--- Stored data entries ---
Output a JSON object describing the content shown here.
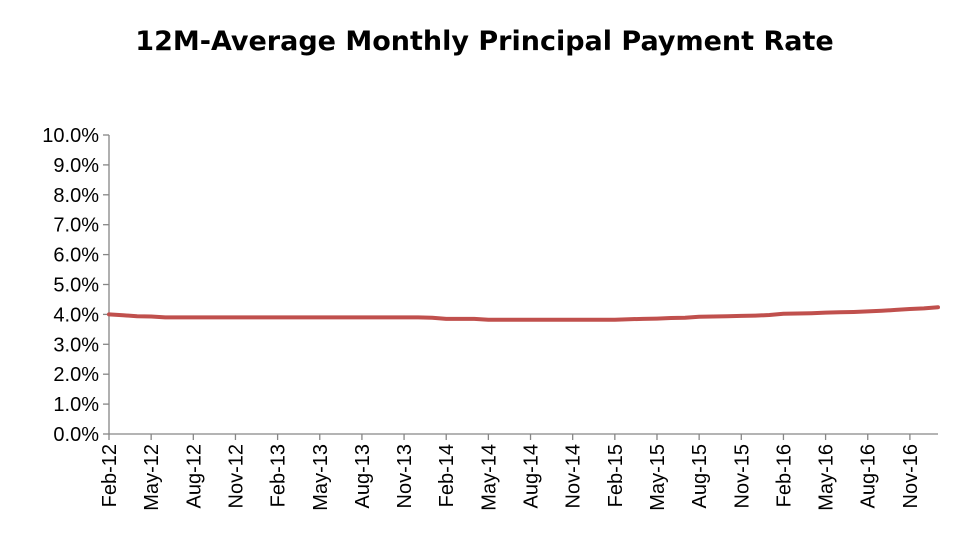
{
  "chart_data": {
    "type": "line",
    "title": "12M-Average Monthly Principal Payment Rate",
    "xlabel": "",
    "ylabel": "",
    "ylim": [
      0,
      10
    ],
    "y_ticks": [
      "0.0%",
      "1.0%",
      "2.0%",
      "3.0%",
      "4.0%",
      "5.0%",
      "6.0%",
      "7.0%",
      "8.0%",
      "9.0%",
      "10.0%"
    ],
    "x_tick_labels": [
      "Feb-12",
      "May-12",
      "Aug-12",
      "Nov-12",
      "Feb-13",
      "May-13",
      "Aug-13",
      "Nov-13",
      "Feb-14",
      "May-14",
      "Aug-14",
      "Nov-14",
      "Feb-15",
      "May-15",
      "Aug-15",
      "Nov-15",
      "Feb-16",
      "May-16",
      "Aug-16",
      "Nov-16"
    ],
    "grid": false,
    "legend": "none",
    "colors": {
      "line": "#C0504D",
      "axis": "#868686"
    },
    "series": [
      {
        "x": [
          "Feb-12",
          "Mar-12",
          "Apr-12",
          "May-12",
          "Jun-12",
          "Jul-12",
          "Aug-12",
          "Sep-12",
          "Oct-12",
          "Nov-12",
          "Dec-12",
          "Jan-13",
          "Feb-13",
          "Mar-13",
          "Apr-13",
          "May-13",
          "Jun-13",
          "Jul-13",
          "Aug-13",
          "Sep-13",
          "Oct-13",
          "Nov-13",
          "Dec-13",
          "Jan-14",
          "Feb-14",
          "Mar-14",
          "Apr-14",
          "May-14",
          "Jun-14",
          "Jul-14",
          "Aug-14",
          "Sep-14",
          "Oct-14",
          "Nov-14",
          "Dec-14",
          "Jan-15",
          "Feb-15",
          "Mar-15",
          "Apr-15",
          "May-15",
          "Jun-15",
          "Jul-15",
          "Aug-15",
          "Sep-15",
          "Oct-15",
          "Nov-15",
          "Dec-15",
          "Jan-16",
          "Feb-16",
          "Mar-16",
          "Apr-16",
          "May-16",
          "Jun-16",
          "Jul-16",
          "Aug-16",
          "Sep-16",
          "Oct-16",
          "Nov-16",
          "Dec-16",
          "Jan-17"
        ],
        "values": [
          4.0,
          3.97,
          3.94,
          3.93,
          3.9,
          3.9,
          3.9,
          3.9,
          3.9,
          3.9,
          3.9,
          3.9,
          3.9,
          3.9,
          3.9,
          3.9,
          3.9,
          3.9,
          3.9,
          3.9,
          3.9,
          3.9,
          3.9,
          3.89,
          3.85,
          3.85,
          3.85,
          3.82,
          3.82,
          3.82,
          3.82,
          3.82,
          3.82,
          3.82,
          3.82,
          3.82,
          3.82,
          3.84,
          3.85,
          3.86,
          3.88,
          3.89,
          3.92,
          3.93,
          3.94,
          3.95,
          3.96,
          3.98,
          4.02,
          4.03,
          4.04,
          4.06,
          4.07,
          4.08,
          4.1,
          4.12,
          4.15,
          4.18,
          4.2,
          4.24
        ]
      }
    ]
  }
}
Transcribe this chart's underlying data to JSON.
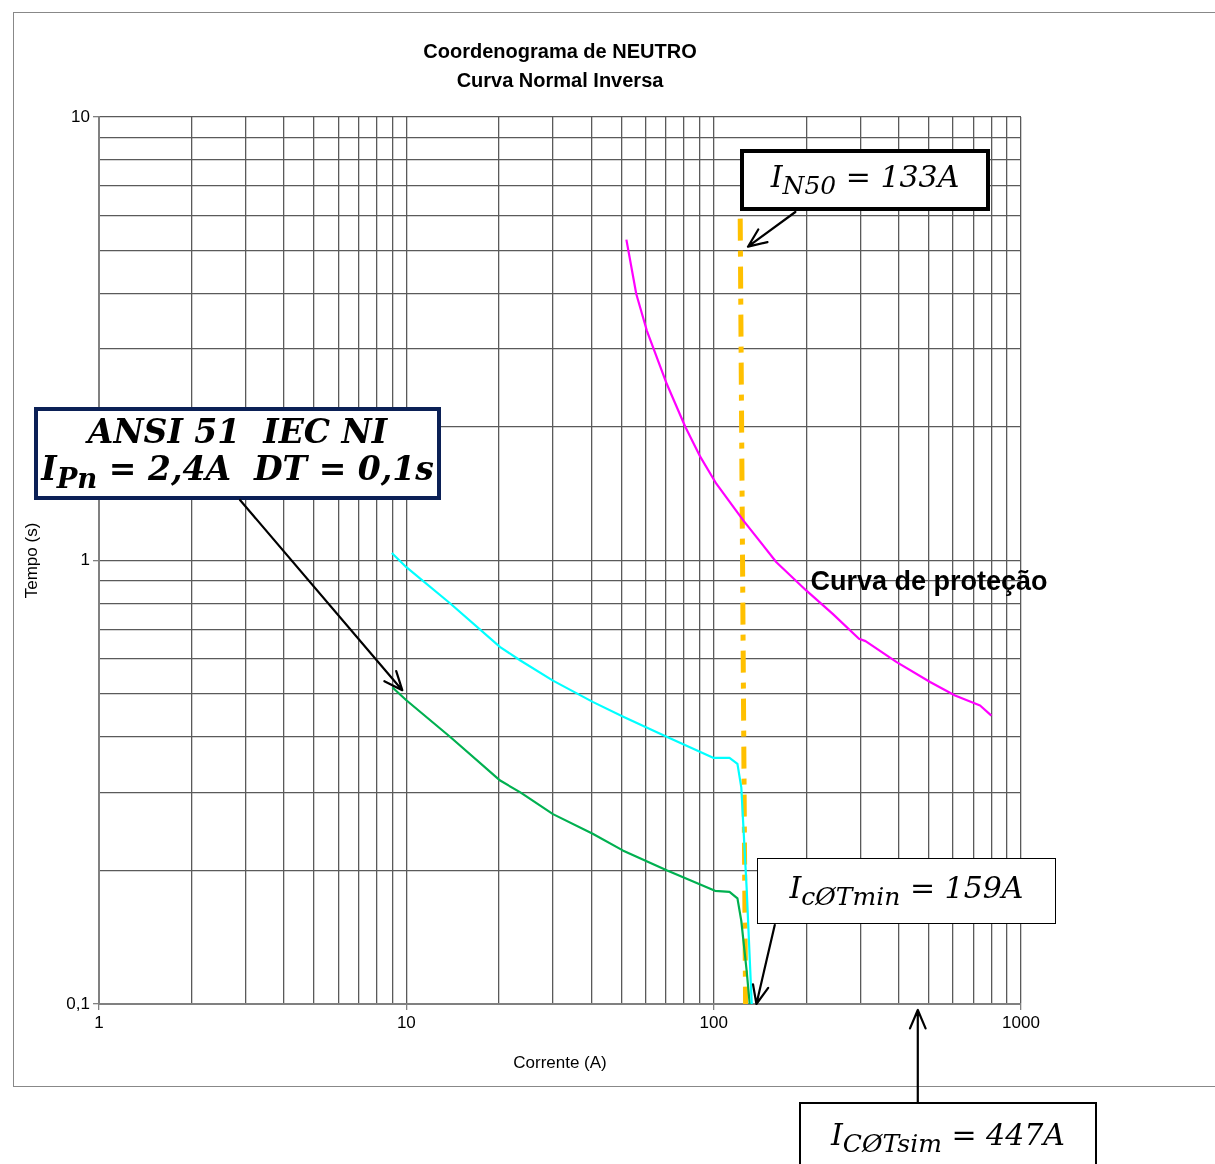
{
  "chart_data": {
    "type": "line",
    "title": "Coordenograma de NEUTRO",
    "subtitle": "Curva Normal Inversa",
    "xlabel": "Corrente (A)",
    "ylabel": "Tempo (s)",
    "log": "xy",
    "grid": true,
    "legend": false,
    "marker": "none",
    "xlim": [
      1,
      1000
    ],
    "xticks": [
      1,
      10,
      100,
      1000
    ],
    "ylim": [
      0.1,
      10
    ],
    "yticks": [
      {
        "value": 0.1,
        "label": "0,1"
      },
      1,
      10
    ],
    "series": [
      {
        "color": "#00ffff",
        "x": [
          8.97,
          10,
          13.9,
          20.2,
          23.5,
          30,
          40.4,
          50.6,
          70.6,
          99.6,
          112.6,
          119.5,
          123,
          128,
          133
        ],
        "values": [
          1.04,
          0.966,
          0.8,
          0.638,
          0.595,
          0.536,
          0.48,
          0.445,
          0.4,
          0.359,
          0.359,
          0.348,
          0.308,
          0.183,
          0.1
        ]
      },
      {
        "color": "#00b050",
        "x": [
          9,
          10,
          13.9,
          20.2,
          23.5,
          30,
          40.4,
          50.6,
          70.6,
          101,
          112.6,
          119.5,
          123,
          128,
          131
        ],
        "values": [
          0.518,
          0.484,
          0.4,
          0.319,
          0.3,
          0.268,
          0.242,
          0.222,
          0.2,
          0.18,
          0.179,
          0.173,
          0.154,
          0.119,
          0.1
        ]
      },
      {
        "name": "Curva de proteção",
        "color": "#ff00ff",
        "x": [
          52,
          56,
          60.6,
          70.4,
          80.9,
          90.6,
          102,
          125,
          160,
          200,
          244,
          297,
          312,
          394,
          506,
          610,
          736,
          801
        ],
        "values": [
          5.29,
          3.99,
          3.3,
          2.5,
          2,
          1.71,
          1.49,
          1.23,
          0.991,
          0.856,
          0.758,
          0.666,
          0.658,
          0.59,
          0.532,
          0.496,
          0.471,
          0.447
        ]
      },
      {
        "color": "#ffc000",
        "line_style": "dashed",
        "x": [
          122,
          127
        ],
        "values": [
          5.9,
          0.1
        ]
      }
    ],
    "annotations": [
      {
        "text": "I$_{N50}$ = 133A",
        "x": 129,
        "y": 5.1
      },
      {
        "text": "ANSI 51  IEC NI\nI$_{Pn}$ = 2,4A  DT = 0,1s",
        "x": 9.7,
        "y": 0.51
      },
      {
        "text": "I$_{cØTmin}$ = 159A",
        "x": 138,
        "y": 0.1
      },
      "I$_{CØTsim}$ = 447A"
    ]
  }
}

--- REQUIRED WORK ---
Every entry must be reproduced exactly, with the images left out.

--- FULL OUTPUT ---
Output a JSON object describing the content shown here.
{
  "chart_data": {
    "type": "line",
    "title": "12M-Average Monthly Principal Payment Rate",
    "xlabel": "",
    "ylabel": "",
    "ylim": [
      0,
      10
    ],
    "y_ticks": [
      "0.0%",
      "1.0%",
      "2.0%",
      "3.0%",
      "4.0%",
      "5.0%",
      "6.0%",
      "7.0%",
      "8.0%",
      "9.0%",
      "10.0%"
    ],
    "x_tick_labels": [
      "Feb-12",
      "May-12",
      "Aug-12",
      "Nov-12",
      "Feb-13",
      "May-13",
      "Aug-13",
      "Nov-13",
      "Feb-14",
      "May-14",
      "Aug-14",
      "Nov-14",
      "Feb-15",
      "May-15",
      "Aug-15",
      "Nov-15",
      "Feb-16",
      "May-16",
      "Aug-16",
      "Nov-16"
    ],
    "grid": false,
    "legend": "none",
    "colors": {
      "line": "#C0504D",
      "axis": "#868686"
    },
    "series": [
      {
        "x": [
          "Feb-12",
          "Mar-12",
          "Apr-12",
          "May-12",
          "Jun-12",
          "Jul-12",
          "Aug-12",
          "Sep-12",
          "Oct-12",
          "Nov-12",
          "Dec-12",
          "Jan-13",
          "Feb-13",
          "Mar-13",
          "Apr-13",
          "May-13",
          "Jun-13",
          "Jul-13",
          "Aug-13",
          "Sep-13",
          "Oct-13",
          "Nov-13",
          "Dec-13",
          "Jan-14",
          "Feb-14",
          "Mar-14",
          "Apr-14",
          "May-14",
          "Jun-14",
          "Jul-14",
          "Aug-14",
          "Sep-14",
          "Oct-14",
          "Nov-14",
          "Dec-14",
          "Jan-15",
          "Feb-15",
          "Mar-15",
          "Apr-15",
          "May-15",
          "Jun-15",
          "Jul-15",
          "Aug-15",
          "Sep-15",
          "Oct-15",
          "Nov-15",
          "Dec-15",
          "Jan-16",
          "Feb-16",
          "Mar-16",
          "Apr-16",
          "May-16",
          "Jun-16",
          "Jul-16",
          "Aug-16",
          "Sep-16",
          "Oct-16",
          "Nov-16",
          "Dec-16",
          "Jan-17"
        ],
        "values": [
          4.0,
          3.97,
          3.94,
          3.93,
          3.9,
          3.9,
          3.9,
          3.9,
          3.9,
          3.9,
          3.9,
          3.9,
          3.9,
          3.9,
          3.9,
          3.9,
          3.9,
          3.9,
          3.9,
          3.9,
          3.9,
          3.9,
          3.9,
          3.89,
          3.85,
          3.85,
          3.85,
          3.82,
          3.82,
          3.82,
          3.82,
          3.82,
          3.82,
          3.82,
          3.82,
          3.82,
          3.82,
          3.84,
          3.85,
          3.86,
          3.88,
          3.89,
          3.92,
          3.93,
          3.94,
          3.95,
          3.96,
          3.98,
          4.02,
          4.03,
          4.04,
          4.06,
          4.07,
          4.08,
          4.1,
          4.12,
          4.15,
          4.18,
          4.2,
          4.24
        ]
      }
    ]
  }
}
Transcribe this chart's underlying data to JSON.
{
  "chart_data": {
    "type": "line",
    "title": "Coordenograma de NEUTRO",
    "subtitle": "Curva Normal Inversa",
    "xlabel": "Corrente (A)",
    "ylabel": "Tempo (s)",
    "log": "xy",
    "grid": true,
    "legend": false,
    "marker": "none",
    "xlim": [
      1,
      1000
    ],
    "xticks": [
      1,
      10,
      100,
      1000
    ],
    "ylim": [
      0.1,
      10
    ],
    "yticks": [
      {
        "value": 0.1,
        "label": "0,1"
      },
      1,
      10
    ],
    "series": [
      {
        "color": "#00ffff",
        "x": [
          8.97,
          10,
          13.9,
          20.2,
          23.5,
          30,
          40.4,
          50.6,
          70.6,
          99.6,
          112.6,
          119.5,
          123,
          128,
          133
        ],
        "values": [
          1.04,
          0.966,
          0.8,
          0.638,
          0.595,
          0.536,
          0.48,
          0.445,
          0.4,
          0.359,
          0.359,
          0.348,
          0.308,
          0.183,
          0.1
        ]
      },
      {
        "color": "#00b050",
        "x": [
          9,
          10,
          13.9,
          20.2,
          23.5,
          30,
          40.4,
          50.6,
          70.6,
          101,
          112.6,
          119.5,
          123,
          128,
          131
        ],
        "values": [
          0.518,
          0.484,
          0.4,
          0.319,
          0.3,
          0.268,
          0.242,
          0.222,
          0.2,
          0.18,
          0.179,
          0.173,
          0.154,
          0.119,
          0.1
        ]
      },
      {
        "name": "Curva de proteção",
        "color": "#ff00ff",
        "x": [
          52,
          56,
          60.6,
          70.4,
          80.9,
          90.6,
          102,
          125,
          160,
          200,
          244,
          297,
          312,
          394,
          506,
          610,
          736,
          801
        ],
        "values": [
          5.29,
          3.99,
          3.3,
          2.5,
          2,
          1.71,
          1.49,
          1.23,
          0.991,
          0.856,
          0.758,
          0.666,
          0.658,
          0.59,
          0.532,
          0.496,
          0.471,
          0.447
        ]
      },
      {
        "color": "#ffc000",
        "line_style": "dashed",
        "x": [
          122,
          127
        ],
        "values": [
          5.9,
          0.1
        ]
      }
    ],
    "annotations": [
      {
        "text": "I$_{N50}$ = 133A",
        "x": 129,
        "y": 5.1
      },
      {
        "text": "ANSI 51  IEC NI\nI$_{Pn}$ = 2,4A  DT = 0,1s",
        "x": 9.7,
        "y": 0.51
      },
      {
        "text": "I$_{cØTmin}$ = 159A",
        "x": 138,
        "y": 0.1
      },
      "I$_{CØTsim}$ = 447A"
    ]
  }
}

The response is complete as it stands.